What is required:
Copy out all lines where "Code" appears.
▬▬▬▬▬▬
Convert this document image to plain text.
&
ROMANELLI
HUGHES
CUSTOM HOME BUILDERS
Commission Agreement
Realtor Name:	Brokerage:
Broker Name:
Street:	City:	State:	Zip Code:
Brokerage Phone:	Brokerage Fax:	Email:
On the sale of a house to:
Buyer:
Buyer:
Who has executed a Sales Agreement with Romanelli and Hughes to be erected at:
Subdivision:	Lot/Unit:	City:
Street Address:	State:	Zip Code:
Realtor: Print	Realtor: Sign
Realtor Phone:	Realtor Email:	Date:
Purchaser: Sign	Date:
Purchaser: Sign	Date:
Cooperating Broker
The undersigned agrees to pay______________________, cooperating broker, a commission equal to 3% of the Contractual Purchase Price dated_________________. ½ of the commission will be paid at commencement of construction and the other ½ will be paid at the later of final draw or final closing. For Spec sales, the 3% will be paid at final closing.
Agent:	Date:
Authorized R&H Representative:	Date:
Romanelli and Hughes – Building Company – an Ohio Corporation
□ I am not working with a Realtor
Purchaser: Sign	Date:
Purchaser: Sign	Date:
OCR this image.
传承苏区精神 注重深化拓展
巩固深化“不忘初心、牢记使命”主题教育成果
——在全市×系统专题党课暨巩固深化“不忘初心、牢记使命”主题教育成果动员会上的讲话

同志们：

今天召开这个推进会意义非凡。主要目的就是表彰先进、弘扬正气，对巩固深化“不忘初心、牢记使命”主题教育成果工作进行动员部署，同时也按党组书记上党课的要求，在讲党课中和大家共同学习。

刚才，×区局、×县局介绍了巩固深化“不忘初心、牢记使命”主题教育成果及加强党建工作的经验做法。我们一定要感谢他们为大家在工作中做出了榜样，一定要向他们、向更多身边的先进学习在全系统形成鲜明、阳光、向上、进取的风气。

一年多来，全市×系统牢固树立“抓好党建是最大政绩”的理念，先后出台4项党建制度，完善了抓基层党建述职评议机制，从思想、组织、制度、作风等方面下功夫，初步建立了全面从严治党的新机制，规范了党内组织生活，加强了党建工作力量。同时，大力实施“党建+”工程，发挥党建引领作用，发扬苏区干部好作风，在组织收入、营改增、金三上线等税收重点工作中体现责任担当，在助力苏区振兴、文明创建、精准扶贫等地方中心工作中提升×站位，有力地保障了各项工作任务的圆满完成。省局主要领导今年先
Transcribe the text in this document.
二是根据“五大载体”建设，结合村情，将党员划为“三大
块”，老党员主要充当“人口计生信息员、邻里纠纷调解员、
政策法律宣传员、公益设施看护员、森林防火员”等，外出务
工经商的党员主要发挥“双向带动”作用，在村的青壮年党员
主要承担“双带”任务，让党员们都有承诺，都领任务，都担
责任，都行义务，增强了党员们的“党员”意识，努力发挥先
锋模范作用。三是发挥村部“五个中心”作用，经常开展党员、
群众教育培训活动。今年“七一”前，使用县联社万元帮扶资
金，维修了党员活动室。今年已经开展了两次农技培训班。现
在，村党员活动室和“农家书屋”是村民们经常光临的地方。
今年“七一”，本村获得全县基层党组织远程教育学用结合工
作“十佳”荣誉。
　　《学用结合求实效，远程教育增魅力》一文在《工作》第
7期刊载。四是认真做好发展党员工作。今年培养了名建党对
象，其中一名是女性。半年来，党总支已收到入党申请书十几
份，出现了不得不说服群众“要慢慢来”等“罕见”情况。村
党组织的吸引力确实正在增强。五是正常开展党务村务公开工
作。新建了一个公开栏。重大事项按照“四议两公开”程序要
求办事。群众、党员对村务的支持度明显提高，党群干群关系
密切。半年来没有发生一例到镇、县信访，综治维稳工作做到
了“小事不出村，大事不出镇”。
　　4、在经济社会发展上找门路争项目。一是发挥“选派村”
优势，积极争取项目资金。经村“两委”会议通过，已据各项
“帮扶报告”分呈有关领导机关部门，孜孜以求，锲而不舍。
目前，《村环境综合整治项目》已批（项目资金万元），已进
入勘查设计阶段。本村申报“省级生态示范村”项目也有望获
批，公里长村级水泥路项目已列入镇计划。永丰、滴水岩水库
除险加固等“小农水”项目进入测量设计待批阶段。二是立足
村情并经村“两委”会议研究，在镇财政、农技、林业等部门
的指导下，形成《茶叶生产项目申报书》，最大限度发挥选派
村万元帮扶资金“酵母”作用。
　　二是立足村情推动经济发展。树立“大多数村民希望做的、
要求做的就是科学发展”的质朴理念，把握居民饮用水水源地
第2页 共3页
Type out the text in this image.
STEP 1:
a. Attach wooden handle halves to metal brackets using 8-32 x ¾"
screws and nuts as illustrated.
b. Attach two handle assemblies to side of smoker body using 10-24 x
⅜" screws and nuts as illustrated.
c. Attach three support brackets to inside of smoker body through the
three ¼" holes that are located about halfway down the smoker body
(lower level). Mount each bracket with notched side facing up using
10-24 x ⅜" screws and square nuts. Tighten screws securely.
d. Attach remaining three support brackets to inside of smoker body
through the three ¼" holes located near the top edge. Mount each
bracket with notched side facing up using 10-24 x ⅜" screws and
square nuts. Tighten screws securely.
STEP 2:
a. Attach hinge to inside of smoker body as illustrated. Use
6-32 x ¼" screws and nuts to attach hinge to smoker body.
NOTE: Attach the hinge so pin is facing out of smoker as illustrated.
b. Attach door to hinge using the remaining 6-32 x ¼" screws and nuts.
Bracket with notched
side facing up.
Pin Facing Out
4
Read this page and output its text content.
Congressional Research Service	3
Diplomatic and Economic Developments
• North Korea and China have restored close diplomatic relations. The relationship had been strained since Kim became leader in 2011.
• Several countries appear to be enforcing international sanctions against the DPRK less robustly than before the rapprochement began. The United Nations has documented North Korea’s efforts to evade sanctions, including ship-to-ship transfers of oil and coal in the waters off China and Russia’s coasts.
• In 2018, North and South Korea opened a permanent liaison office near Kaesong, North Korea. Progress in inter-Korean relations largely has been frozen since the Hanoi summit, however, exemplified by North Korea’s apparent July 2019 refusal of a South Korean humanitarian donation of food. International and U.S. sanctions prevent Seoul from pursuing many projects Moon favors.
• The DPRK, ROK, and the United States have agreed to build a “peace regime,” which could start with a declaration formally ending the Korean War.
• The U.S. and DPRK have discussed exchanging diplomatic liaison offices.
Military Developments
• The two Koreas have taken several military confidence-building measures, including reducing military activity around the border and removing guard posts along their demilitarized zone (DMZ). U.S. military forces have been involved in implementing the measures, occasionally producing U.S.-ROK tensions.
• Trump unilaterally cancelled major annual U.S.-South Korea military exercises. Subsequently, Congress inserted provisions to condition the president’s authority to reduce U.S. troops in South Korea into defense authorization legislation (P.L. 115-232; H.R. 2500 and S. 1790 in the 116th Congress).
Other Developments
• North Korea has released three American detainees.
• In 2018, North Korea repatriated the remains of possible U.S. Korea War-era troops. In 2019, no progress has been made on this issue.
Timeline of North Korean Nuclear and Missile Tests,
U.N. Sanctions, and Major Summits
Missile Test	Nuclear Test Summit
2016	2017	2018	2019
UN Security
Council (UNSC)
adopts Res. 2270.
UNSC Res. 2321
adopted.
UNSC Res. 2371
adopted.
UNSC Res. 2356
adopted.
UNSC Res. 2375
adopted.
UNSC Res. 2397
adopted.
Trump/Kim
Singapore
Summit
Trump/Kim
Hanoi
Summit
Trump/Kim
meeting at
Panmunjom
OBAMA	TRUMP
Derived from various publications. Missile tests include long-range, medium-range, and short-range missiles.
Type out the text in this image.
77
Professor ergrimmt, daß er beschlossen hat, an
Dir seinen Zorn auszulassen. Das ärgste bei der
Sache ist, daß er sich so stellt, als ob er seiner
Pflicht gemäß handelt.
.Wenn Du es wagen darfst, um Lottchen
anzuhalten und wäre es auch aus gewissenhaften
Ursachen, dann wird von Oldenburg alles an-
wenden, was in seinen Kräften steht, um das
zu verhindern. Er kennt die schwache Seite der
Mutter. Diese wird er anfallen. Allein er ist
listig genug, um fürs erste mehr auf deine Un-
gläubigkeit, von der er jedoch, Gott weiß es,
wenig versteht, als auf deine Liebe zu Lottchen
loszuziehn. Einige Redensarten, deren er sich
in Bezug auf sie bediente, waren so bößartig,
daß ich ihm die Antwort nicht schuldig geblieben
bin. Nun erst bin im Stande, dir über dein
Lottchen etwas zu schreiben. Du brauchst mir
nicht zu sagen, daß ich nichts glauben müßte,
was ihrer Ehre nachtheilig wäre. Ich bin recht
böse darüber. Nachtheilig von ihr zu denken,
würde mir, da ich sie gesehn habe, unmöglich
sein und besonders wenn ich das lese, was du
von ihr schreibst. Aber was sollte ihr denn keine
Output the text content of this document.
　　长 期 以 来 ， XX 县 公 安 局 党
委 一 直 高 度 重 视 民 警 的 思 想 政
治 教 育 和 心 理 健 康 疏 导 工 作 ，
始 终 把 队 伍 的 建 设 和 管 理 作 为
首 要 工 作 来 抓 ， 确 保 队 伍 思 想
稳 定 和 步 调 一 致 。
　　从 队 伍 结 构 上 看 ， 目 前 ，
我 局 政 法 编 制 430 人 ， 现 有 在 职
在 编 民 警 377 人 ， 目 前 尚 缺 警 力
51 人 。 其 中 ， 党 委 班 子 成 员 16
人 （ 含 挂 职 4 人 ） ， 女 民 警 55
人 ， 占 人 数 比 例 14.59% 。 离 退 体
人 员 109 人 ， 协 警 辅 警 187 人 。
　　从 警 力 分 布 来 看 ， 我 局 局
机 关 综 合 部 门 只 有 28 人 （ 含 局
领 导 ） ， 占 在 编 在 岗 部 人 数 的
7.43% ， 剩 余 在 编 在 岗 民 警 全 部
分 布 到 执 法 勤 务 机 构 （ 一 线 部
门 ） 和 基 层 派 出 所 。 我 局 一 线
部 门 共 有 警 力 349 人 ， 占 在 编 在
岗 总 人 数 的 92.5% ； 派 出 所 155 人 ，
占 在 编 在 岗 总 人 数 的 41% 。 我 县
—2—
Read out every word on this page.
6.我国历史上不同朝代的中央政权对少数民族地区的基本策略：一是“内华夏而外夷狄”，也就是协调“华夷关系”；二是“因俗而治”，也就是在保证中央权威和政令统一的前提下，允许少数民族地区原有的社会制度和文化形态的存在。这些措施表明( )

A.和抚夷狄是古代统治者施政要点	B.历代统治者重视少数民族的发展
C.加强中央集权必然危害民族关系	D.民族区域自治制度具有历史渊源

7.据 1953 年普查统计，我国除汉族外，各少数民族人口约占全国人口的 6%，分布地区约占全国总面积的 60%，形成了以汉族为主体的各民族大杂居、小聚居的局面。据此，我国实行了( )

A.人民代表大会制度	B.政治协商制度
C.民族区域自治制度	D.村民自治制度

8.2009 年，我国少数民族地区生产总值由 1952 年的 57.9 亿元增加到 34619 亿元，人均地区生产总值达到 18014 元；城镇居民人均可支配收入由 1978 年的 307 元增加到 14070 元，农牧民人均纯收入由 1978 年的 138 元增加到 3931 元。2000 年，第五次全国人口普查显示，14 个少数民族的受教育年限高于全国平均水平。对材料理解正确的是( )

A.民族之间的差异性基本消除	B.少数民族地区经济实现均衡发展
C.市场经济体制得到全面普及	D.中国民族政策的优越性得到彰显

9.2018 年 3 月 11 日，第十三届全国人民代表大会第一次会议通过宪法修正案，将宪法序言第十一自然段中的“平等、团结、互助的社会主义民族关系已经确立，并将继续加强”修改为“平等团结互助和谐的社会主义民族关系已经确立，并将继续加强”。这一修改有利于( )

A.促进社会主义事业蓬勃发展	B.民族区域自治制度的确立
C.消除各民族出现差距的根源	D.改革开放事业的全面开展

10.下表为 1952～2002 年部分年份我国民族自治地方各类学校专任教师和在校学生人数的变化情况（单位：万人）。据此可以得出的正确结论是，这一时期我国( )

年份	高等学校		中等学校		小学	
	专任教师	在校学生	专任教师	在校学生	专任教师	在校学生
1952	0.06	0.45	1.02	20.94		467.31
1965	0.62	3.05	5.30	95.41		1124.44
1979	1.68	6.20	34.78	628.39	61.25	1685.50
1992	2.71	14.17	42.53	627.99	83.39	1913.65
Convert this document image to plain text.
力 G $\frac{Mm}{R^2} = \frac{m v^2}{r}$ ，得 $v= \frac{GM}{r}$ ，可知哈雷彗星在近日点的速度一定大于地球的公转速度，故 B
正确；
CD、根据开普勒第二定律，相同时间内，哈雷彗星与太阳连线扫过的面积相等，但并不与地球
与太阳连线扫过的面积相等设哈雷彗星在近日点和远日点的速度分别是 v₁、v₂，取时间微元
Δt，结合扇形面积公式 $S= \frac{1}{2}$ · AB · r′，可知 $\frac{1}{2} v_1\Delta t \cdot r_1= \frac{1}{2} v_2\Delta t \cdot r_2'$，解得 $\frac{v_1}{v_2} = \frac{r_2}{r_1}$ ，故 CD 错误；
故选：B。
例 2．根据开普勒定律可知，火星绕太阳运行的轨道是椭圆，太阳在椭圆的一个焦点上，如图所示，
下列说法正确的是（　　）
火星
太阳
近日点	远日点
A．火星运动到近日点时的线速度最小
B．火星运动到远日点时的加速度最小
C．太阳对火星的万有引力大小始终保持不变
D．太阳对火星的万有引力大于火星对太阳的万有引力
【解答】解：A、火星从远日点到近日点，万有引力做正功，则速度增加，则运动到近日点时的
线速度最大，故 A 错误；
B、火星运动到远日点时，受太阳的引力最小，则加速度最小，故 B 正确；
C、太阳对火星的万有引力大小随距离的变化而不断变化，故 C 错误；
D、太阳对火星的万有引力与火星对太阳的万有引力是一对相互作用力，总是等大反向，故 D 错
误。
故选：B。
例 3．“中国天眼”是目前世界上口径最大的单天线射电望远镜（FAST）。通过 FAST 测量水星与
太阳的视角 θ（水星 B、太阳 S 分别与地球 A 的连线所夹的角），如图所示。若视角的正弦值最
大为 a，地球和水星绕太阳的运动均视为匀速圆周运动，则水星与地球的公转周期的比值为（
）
▬▬▬▬▬▬
Solution below:
Street:	City:	State:	Zip Code:
Street Address:	State:	Zip Code:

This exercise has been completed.